[Start Material provided]
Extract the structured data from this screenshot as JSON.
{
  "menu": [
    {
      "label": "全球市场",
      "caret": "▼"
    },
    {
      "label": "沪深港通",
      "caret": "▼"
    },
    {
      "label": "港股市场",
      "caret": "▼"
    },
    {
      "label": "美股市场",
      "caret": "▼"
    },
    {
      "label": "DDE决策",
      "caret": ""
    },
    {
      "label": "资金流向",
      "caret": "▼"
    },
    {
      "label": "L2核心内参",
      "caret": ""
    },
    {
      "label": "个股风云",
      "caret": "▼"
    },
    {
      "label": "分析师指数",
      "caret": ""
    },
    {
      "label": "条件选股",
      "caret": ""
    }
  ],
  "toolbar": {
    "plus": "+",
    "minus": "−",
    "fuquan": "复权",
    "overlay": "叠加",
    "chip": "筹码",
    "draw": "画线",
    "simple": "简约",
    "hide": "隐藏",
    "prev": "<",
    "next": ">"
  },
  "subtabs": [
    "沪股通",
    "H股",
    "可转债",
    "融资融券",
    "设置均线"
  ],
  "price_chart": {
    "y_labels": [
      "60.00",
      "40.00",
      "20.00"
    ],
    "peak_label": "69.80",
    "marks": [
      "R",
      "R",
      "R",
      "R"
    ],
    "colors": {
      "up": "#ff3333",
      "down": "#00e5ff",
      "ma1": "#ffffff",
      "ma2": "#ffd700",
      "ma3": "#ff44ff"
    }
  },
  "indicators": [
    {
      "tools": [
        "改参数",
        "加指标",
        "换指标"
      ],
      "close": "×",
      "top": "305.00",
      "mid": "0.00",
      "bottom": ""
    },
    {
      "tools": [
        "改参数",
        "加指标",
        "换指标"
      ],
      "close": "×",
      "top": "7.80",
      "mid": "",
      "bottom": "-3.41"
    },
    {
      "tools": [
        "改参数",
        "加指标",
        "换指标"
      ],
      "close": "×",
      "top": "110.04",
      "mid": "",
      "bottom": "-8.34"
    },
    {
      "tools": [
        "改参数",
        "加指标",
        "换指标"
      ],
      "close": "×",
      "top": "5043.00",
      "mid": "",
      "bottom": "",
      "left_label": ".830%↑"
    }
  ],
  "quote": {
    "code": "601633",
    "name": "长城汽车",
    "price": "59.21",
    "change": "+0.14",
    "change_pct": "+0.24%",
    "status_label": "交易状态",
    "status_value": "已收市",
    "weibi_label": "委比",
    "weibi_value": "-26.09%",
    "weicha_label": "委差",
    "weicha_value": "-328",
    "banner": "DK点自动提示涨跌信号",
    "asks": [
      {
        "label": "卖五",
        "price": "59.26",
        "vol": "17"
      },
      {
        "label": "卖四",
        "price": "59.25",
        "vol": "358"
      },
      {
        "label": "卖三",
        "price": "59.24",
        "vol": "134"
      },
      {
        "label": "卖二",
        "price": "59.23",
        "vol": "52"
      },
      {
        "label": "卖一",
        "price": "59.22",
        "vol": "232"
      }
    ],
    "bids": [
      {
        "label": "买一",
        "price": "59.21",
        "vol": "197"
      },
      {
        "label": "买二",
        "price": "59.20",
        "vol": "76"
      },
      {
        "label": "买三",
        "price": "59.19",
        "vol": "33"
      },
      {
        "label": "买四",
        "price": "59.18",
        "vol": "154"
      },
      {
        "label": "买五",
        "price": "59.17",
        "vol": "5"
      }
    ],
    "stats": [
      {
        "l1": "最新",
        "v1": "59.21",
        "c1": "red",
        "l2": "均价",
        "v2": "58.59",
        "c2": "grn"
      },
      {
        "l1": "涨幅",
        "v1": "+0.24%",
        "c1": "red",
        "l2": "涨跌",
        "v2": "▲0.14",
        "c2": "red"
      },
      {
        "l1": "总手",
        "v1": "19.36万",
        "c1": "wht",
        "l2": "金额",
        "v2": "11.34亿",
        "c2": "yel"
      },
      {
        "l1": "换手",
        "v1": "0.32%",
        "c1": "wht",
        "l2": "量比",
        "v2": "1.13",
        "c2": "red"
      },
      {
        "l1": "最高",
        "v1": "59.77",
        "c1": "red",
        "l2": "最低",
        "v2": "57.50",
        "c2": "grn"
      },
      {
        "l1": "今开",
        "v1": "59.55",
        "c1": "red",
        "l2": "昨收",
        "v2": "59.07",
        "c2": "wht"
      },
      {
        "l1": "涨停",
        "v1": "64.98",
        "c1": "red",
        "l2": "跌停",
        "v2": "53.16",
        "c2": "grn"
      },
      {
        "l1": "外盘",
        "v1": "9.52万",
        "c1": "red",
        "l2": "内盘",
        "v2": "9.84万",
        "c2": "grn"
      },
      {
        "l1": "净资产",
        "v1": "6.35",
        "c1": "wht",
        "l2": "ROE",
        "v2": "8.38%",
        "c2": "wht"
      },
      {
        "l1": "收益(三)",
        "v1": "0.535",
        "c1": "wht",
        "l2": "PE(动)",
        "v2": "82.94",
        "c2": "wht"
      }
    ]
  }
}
[End Material provided]
- [Problem details]:
Among the lines above, determine how many hold the word "bottom"; report the figure alone.

- [Correct output]:
4